OBJECTIVE: Make an exact copy of the listing below.
▽
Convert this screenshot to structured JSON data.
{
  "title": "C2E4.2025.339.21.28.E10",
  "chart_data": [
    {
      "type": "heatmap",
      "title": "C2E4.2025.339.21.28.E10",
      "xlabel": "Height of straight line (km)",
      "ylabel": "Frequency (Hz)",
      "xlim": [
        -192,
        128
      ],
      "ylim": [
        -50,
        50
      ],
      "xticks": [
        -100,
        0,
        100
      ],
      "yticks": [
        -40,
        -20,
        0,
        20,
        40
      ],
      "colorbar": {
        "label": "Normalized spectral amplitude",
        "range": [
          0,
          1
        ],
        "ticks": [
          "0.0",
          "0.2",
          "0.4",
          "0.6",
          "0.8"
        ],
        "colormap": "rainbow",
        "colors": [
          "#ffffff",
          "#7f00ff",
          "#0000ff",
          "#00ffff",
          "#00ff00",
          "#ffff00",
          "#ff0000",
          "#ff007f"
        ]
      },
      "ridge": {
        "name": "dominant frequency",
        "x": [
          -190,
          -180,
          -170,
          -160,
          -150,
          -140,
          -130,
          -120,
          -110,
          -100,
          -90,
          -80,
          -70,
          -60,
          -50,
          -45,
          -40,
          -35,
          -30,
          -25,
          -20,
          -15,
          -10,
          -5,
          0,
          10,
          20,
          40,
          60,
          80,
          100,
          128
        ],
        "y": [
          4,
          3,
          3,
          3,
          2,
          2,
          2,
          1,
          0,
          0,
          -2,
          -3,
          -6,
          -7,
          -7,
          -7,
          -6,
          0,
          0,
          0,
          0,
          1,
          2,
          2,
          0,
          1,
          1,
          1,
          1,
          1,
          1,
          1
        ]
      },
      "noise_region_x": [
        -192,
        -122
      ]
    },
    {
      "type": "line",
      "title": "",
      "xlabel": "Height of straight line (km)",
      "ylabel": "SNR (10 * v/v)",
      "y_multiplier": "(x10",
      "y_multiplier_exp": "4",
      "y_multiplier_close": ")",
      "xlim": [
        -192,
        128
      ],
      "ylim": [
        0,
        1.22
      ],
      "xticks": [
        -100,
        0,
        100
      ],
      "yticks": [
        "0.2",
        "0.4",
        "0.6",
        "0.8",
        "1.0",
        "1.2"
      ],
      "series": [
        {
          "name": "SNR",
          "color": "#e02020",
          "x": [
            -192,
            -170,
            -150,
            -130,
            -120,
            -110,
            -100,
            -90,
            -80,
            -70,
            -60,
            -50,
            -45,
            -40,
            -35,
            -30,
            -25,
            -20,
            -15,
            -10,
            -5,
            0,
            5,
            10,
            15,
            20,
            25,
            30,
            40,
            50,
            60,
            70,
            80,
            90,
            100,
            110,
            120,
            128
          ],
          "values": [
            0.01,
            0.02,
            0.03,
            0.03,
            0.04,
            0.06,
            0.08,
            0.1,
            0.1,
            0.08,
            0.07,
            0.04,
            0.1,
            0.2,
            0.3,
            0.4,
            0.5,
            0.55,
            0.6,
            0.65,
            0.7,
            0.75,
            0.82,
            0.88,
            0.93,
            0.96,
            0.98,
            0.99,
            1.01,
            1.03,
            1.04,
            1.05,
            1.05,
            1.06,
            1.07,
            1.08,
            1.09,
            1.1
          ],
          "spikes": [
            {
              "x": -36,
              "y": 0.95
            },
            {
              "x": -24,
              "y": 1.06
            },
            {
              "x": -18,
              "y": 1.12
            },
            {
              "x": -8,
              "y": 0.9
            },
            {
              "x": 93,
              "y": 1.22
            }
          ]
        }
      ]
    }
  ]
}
△
REPLY:
Convert this screenshot to structured JSON data.
{
  "title": "C2E4.2025.339.21.28.E10",
  "chart_data": [
    {
      "type": "heatmap",
      "title": "C2E4.2025.339.21.28.E10",
      "xlabel": "Height of straight line (km)",
      "ylabel": "Frequency (Hz)",
      "xlim": [
        -192,
        128
      ],
      "ylim": [
        -50,
        50
      ],
      "xticks": [
        -100,
        0,
        100
      ],
      "yticks": [
        -40,
        -20,
        0,
        20,
        40
      ],
      "colorbar": {
        "label": "Normalized spectral amplitude",
        "range": [
          0,
          1
        ],
        "ticks": [
          "0.0",
          "0.2",
          "0.4",
          "0.6",
          "0.8"
        ],
        "colormap": "rainbow",
        "colors": [
          "#ffffff",
          "#7f00ff",
          "#0000ff",
          "#00ffff",
          "#00ff00",
          "#ffff00",
          "#ff0000",
          "#ff007f"
        ]
      },
      "ridge": {
        "name": "dominant frequency",
        "x": [
          -190,
          -180,
          -170,
          -160,
          -150,
          -140,
          -130,
          -120,
          -110,
          -100,
          -90,
          -80,
          -70,
          -60,
          -50,
          -45,
          -40,
          -35,
          -30,
          -25,
          -20,
          -15,
          -10,
          -5,
          0,
          10,
          20,
          40,
          60,
          80,
          100,
          128
        ],
        "y": [
          4,
          3,
          3,
          3,
          2,
          2,
          2,
          1,
          0,
          0,
          -2,
          -3,
          -6,
          -7,
          -7,
          -7,
          -6,
          0,
          0,
          0,
          0,
          1,
          2,
          2,
          0,
          1,
          1,
          1,
          1,
          1,
          1,
          1
        ]
      },
      "noise_region_x": [
        -192,
        -122
      ]
    },
    {
      "type": "line",
      "title": "",
      "xlabel": "Height of straight line (km)",
      "ylabel": "SNR (10 * v/v)",
      "y_multiplier": "(x10",
      "y_multiplier_exp": "4",
      "y_multiplier_close": ")",
      "xlim": [
        -192,
        128
      ],
      "ylim": [
        0,
        1.22
      ],
      "xticks": [
        -100,
        0,
        100
      ],
      "yticks": [
        "0.2",
        "0.4",
        "0.6",
        "0.8",
        "1.0",
        "1.2"
      ],
      "series": [
        {
          "name": "SNR",
          "color": "#e02020",
          "x": [
            -192,
            -170,
            -150,
            -130,
            -120,
            -110,
            -100,
            -90,
            -80,
            -70,
            -60,
            -50,
            -45,
            -40,
            -35,
            -30,
            -25,
            -20,
            -15,
            -10,
            -5,
            0,
            5,
            10,
            15,
            20,
            25,
            30,
            40,
            50,
            60,
            70,
            80,
            90,
            100,
            110,
            120,
            128
          ],
          "values": [
            0.01,
            0.02,
            0.03,
            0.03,
            0.04,
            0.06,
            0.08,
            0.1,
            0.1,
            0.08,
            0.07,
            0.04,
            0.1,
            0.2,
            0.3,
            0.4,
            0.5,
            0.55,
            0.6,
            0.65,
            0.7,
            0.75,
            0.82,
            0.88,
            0.93,
            0.96,
            0.98,
            0.99,
            1.01,
            1.03,
            1.04,
            1.05,
            1.05,
            1.06,
            1.07,
            1.08,
            1.09,
            1.1
          ],
          "spikes": [
            {
              "x": -36,
              "y": 0.95
            },
            {
              "x": -24,
              "y": 1.06
            },
            {
              "x": -18,
              "y": 1.12
            },
            {
              "x": -8,
              "y": 0.9
            },
            {
              "x": 93,
              "y": 1.22
            }
          ]
        }
      ]
    }
  ]
}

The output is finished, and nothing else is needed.